Determine how many lines of this material contain "四量全红". Give only the number.
====== Input data
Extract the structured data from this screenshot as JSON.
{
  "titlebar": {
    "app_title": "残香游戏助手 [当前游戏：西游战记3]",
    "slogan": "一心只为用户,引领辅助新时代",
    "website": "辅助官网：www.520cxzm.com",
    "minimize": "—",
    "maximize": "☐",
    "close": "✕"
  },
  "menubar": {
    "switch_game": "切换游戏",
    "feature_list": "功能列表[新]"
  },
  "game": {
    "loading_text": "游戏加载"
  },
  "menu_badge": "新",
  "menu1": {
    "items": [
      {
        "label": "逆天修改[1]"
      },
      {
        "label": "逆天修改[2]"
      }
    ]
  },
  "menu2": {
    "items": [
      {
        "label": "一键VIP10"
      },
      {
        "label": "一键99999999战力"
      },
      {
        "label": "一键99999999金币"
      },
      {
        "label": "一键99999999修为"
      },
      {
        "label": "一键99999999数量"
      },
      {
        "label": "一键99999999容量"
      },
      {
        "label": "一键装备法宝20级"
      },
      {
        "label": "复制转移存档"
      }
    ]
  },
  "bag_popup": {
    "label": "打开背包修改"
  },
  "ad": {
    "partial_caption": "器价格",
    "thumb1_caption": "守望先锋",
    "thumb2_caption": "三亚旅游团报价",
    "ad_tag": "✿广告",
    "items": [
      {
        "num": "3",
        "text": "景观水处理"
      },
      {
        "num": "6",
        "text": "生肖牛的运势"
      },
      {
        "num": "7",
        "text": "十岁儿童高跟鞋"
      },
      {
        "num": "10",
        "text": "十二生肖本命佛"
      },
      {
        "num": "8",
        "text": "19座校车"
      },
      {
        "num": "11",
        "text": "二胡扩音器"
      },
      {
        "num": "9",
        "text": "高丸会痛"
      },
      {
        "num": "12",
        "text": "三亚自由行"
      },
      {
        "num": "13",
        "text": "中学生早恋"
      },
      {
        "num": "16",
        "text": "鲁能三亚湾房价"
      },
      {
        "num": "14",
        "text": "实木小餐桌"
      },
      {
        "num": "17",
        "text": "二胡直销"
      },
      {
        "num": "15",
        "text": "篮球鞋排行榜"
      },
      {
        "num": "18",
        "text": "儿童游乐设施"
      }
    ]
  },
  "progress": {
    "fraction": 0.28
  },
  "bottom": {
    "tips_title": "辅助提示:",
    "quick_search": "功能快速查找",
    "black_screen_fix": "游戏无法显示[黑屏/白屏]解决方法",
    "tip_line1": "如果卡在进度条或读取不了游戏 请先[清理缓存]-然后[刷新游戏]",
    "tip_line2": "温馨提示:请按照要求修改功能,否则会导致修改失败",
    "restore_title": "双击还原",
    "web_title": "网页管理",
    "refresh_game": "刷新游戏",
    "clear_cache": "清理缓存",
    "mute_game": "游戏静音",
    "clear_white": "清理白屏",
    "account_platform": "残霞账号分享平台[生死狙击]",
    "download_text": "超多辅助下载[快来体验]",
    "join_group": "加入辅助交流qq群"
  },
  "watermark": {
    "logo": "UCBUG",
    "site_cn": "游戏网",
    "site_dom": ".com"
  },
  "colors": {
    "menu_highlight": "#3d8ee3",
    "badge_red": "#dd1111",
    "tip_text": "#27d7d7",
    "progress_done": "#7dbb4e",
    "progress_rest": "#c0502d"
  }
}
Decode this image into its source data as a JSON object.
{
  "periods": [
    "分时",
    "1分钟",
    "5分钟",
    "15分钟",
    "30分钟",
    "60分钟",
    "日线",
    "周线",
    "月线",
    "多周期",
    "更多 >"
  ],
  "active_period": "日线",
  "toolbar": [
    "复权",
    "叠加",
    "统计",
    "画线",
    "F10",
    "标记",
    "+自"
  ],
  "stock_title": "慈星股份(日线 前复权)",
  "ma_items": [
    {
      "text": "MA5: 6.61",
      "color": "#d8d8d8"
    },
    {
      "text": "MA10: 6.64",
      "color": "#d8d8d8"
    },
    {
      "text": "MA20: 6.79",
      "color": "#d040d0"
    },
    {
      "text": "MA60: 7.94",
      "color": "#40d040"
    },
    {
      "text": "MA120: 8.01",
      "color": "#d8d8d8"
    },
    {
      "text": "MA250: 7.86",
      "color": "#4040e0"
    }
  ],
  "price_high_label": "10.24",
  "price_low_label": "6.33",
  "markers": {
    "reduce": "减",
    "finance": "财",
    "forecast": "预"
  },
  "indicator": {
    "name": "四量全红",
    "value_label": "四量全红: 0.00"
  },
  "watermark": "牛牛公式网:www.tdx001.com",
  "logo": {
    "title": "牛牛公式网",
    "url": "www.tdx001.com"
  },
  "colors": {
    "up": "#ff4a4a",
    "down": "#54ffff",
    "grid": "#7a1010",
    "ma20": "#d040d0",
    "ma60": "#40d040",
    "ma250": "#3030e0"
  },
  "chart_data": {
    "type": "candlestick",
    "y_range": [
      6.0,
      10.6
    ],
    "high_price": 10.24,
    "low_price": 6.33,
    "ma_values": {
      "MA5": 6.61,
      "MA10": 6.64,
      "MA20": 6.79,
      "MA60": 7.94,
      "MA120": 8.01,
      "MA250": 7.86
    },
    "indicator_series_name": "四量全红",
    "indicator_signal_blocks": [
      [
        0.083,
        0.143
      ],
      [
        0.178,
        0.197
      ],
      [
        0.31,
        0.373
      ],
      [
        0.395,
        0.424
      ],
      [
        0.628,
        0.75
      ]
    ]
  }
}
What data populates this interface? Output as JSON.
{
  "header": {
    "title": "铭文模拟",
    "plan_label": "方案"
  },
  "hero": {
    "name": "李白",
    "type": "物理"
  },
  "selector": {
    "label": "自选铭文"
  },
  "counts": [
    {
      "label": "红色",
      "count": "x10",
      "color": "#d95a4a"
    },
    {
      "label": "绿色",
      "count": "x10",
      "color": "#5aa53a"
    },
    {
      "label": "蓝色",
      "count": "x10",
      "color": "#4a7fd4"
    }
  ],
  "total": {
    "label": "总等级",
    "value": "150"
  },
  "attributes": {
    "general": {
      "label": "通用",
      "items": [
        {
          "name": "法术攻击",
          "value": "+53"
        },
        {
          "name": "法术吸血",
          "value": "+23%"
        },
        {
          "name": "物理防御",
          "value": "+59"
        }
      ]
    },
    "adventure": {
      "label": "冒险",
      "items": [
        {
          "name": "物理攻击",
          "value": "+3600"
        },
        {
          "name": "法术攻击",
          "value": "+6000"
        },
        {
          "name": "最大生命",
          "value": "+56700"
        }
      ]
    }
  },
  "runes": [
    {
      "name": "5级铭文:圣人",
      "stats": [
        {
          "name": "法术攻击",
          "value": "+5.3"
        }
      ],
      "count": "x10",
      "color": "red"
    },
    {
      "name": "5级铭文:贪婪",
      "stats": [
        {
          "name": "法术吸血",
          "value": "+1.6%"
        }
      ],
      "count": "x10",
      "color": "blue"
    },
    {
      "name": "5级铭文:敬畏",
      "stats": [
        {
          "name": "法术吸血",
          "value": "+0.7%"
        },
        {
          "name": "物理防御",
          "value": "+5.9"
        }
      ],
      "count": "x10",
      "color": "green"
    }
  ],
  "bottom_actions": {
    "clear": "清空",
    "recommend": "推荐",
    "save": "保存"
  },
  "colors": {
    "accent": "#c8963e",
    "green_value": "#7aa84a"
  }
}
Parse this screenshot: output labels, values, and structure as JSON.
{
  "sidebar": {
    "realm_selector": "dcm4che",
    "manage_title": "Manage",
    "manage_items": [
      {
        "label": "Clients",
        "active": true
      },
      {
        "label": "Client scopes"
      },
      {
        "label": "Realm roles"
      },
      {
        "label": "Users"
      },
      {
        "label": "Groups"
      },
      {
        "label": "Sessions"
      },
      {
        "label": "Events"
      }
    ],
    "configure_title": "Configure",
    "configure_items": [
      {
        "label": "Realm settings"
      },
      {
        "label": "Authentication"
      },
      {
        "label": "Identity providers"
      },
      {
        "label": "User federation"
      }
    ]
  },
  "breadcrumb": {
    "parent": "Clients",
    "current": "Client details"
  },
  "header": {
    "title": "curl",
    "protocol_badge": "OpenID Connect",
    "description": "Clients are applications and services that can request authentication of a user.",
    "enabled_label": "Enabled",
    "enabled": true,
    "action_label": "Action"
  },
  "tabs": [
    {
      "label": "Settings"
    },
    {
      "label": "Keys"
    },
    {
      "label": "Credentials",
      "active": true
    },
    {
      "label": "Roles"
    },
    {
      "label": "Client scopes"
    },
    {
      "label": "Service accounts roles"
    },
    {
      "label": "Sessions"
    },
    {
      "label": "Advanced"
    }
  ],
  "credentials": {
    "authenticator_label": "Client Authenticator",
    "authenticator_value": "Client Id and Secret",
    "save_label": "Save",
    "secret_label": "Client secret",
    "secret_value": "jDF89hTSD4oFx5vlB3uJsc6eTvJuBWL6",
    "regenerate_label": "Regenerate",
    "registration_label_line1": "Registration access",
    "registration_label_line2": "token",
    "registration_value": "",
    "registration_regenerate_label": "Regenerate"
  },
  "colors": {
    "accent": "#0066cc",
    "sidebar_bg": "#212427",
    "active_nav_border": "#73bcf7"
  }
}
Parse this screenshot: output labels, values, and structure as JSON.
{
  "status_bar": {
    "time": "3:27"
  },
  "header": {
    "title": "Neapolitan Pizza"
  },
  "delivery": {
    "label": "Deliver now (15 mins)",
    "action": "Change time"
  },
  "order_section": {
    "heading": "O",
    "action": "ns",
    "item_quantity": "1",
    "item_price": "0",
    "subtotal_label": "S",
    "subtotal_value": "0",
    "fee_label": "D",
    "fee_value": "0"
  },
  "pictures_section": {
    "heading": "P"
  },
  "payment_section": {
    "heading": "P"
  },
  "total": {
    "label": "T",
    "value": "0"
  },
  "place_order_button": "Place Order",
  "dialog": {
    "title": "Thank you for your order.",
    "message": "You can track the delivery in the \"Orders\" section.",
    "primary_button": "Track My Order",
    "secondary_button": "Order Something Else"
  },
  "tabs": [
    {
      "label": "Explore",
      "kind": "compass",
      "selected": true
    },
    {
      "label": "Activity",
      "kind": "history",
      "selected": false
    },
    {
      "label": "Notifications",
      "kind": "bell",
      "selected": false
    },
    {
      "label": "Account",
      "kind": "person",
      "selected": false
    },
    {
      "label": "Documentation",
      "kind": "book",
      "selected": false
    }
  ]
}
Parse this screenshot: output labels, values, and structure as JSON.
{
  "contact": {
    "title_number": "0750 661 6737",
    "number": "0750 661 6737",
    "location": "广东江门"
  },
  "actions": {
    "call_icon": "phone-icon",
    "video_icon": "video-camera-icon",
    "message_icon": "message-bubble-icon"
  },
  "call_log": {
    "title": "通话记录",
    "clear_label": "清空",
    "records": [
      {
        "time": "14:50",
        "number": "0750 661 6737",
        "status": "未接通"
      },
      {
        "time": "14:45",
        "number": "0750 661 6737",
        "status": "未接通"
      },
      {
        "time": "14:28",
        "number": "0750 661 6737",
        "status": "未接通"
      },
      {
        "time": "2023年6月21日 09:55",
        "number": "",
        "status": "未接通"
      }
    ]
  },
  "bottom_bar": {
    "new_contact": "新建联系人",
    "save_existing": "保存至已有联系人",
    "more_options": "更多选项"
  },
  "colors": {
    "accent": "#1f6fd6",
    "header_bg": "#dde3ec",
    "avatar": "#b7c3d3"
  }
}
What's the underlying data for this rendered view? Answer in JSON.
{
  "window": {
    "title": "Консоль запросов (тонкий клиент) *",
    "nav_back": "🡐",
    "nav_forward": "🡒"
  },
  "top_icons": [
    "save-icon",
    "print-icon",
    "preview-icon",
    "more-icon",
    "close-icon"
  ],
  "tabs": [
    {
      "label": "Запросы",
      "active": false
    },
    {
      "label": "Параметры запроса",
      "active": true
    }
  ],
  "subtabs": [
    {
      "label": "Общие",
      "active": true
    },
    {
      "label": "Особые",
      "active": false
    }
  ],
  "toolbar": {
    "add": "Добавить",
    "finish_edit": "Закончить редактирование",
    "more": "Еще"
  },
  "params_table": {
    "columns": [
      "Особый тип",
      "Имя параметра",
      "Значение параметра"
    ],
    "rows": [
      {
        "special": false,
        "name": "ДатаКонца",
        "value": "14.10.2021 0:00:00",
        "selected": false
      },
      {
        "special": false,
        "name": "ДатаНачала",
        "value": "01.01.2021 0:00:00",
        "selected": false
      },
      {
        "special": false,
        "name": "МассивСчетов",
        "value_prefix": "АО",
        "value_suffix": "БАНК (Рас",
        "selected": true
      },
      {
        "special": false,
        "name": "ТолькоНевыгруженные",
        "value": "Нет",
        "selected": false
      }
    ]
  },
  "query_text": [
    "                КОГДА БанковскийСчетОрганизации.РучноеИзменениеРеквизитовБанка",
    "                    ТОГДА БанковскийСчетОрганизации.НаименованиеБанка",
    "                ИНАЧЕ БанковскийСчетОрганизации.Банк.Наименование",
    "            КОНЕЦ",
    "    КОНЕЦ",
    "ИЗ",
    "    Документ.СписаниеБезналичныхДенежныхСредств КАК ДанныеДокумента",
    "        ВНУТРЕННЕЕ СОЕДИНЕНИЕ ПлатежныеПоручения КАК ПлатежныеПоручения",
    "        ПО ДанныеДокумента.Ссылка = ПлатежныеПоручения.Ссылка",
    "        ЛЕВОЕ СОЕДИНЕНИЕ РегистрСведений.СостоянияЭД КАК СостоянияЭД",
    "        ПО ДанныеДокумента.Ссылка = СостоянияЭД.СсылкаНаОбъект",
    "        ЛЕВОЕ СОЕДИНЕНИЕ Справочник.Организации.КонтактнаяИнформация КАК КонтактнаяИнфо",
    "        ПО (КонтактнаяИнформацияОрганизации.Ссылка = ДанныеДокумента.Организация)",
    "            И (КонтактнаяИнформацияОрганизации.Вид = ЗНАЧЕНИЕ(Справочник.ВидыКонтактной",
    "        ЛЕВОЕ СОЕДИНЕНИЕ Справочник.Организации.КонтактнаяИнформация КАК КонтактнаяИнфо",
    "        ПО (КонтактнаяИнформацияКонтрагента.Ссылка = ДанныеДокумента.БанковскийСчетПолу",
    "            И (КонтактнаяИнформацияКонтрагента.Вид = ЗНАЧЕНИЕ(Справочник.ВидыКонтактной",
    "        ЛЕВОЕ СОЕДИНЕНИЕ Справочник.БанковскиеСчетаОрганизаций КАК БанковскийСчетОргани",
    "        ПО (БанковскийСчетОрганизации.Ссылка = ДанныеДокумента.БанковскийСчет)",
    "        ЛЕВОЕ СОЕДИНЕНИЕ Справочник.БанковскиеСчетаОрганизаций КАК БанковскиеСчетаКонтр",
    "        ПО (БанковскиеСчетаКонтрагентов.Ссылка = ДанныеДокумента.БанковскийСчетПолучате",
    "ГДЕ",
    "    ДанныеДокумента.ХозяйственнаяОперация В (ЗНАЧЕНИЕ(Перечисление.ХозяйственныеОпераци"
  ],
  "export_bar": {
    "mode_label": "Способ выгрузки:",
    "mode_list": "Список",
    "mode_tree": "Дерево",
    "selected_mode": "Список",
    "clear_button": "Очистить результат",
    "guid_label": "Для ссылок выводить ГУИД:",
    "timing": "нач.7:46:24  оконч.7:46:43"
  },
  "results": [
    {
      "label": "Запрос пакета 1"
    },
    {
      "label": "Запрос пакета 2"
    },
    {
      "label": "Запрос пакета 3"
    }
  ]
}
============
Reply to the task -
3